◆ **Challenge**: Your task is to copy every line of the entries that contains "this".

◆ **Material for the task**:
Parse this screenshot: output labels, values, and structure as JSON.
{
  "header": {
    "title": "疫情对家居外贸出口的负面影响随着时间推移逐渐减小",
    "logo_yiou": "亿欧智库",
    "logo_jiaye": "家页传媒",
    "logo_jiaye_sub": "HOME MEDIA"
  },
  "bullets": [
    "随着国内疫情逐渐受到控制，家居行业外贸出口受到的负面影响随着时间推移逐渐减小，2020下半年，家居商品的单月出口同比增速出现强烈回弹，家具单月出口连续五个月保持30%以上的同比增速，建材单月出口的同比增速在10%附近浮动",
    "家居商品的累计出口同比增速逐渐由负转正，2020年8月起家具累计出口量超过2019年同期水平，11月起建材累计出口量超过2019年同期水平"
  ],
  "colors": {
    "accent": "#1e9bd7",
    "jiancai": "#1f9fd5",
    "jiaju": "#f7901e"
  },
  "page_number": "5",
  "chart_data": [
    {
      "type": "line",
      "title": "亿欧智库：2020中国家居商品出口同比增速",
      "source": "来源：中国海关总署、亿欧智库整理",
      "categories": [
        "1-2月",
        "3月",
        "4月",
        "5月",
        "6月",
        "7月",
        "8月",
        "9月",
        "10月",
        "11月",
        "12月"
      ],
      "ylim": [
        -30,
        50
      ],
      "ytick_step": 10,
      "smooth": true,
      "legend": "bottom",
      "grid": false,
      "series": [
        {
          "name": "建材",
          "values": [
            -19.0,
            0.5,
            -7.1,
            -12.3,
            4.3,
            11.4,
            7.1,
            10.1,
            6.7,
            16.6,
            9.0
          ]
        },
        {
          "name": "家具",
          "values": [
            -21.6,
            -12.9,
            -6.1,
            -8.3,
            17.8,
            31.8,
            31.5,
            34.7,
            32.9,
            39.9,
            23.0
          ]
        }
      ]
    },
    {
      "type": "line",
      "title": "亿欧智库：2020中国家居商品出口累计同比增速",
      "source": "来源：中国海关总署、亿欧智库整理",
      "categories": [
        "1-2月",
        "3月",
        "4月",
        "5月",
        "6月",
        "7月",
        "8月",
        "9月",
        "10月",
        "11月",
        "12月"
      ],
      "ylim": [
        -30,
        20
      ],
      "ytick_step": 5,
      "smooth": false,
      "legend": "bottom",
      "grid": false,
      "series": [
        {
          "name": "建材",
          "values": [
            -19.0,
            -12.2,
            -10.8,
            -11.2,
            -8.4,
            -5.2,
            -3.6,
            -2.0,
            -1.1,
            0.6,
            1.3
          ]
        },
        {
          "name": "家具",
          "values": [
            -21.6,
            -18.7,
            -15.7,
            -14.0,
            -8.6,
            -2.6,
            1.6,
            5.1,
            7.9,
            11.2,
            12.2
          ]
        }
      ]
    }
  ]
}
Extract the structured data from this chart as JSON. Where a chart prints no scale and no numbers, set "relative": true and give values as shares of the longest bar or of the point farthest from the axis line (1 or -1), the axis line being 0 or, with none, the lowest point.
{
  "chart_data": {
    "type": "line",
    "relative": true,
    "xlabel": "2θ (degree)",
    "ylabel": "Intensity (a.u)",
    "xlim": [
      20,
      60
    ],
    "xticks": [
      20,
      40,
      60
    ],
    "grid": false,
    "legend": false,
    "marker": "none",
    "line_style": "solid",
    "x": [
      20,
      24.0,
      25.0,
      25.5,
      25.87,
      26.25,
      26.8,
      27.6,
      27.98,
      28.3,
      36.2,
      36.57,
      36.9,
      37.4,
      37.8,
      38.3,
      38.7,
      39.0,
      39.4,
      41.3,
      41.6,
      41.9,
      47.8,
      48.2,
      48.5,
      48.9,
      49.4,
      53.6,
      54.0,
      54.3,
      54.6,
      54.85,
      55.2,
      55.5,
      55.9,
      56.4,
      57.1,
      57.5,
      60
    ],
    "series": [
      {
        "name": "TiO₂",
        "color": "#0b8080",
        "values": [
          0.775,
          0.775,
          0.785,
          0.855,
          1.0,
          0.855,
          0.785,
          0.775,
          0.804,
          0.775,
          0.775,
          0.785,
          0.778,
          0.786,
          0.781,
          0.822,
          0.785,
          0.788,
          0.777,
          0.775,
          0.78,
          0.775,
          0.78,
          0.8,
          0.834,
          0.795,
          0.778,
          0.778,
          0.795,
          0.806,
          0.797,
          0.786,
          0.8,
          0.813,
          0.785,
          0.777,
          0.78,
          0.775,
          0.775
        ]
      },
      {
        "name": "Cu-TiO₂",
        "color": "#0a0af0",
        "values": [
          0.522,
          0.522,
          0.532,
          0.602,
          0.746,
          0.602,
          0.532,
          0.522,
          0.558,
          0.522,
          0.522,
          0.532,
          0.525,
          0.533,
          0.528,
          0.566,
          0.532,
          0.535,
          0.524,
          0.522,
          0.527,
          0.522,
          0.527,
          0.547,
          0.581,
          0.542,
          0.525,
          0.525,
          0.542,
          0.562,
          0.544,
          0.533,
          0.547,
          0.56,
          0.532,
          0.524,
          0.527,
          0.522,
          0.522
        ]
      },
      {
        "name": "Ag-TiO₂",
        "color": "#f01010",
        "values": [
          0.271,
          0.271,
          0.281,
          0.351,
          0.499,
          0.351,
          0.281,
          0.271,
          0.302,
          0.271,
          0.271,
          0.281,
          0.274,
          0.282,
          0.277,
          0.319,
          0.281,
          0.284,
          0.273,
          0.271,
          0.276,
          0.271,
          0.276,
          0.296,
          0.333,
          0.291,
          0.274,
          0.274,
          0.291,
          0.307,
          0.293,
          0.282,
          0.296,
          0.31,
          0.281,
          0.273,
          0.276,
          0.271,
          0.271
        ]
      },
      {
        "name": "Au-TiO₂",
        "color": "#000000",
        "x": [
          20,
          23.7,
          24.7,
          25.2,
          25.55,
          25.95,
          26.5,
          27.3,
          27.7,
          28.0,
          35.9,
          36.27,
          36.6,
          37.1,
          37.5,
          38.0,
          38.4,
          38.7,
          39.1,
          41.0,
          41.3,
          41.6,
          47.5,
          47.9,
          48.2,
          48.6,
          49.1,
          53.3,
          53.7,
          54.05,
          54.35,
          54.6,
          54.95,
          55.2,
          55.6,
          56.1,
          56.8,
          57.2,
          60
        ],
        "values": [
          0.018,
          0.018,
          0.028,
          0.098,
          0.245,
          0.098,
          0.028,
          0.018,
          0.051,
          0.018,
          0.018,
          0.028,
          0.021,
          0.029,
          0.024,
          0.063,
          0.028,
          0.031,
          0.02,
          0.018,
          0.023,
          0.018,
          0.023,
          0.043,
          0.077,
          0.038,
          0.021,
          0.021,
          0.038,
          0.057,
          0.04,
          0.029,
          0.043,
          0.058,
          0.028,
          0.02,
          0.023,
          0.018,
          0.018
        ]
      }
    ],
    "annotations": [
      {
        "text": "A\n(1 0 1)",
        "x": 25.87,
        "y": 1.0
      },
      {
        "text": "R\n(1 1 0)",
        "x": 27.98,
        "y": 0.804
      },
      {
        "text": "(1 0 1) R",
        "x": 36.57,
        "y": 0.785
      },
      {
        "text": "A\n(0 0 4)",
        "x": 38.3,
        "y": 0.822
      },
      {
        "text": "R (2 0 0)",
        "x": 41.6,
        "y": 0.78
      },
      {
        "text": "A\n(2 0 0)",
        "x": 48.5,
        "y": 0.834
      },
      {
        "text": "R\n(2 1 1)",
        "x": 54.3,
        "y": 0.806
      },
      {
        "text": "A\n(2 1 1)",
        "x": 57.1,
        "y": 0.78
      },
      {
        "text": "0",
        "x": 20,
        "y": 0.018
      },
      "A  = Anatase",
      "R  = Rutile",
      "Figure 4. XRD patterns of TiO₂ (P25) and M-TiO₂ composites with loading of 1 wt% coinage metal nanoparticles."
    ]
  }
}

◆ **Finished answer**:
Parse this screenshot: output labels, values, and structure as JSON.
Extract the structured data from this chart as JSON. Where a chart prints no scale and no numbers, set "relative": true and give values as shares of the longest bar or of the point farthest from the axis line (1 or -1), the axis line being 0 or, with none, the lowest point.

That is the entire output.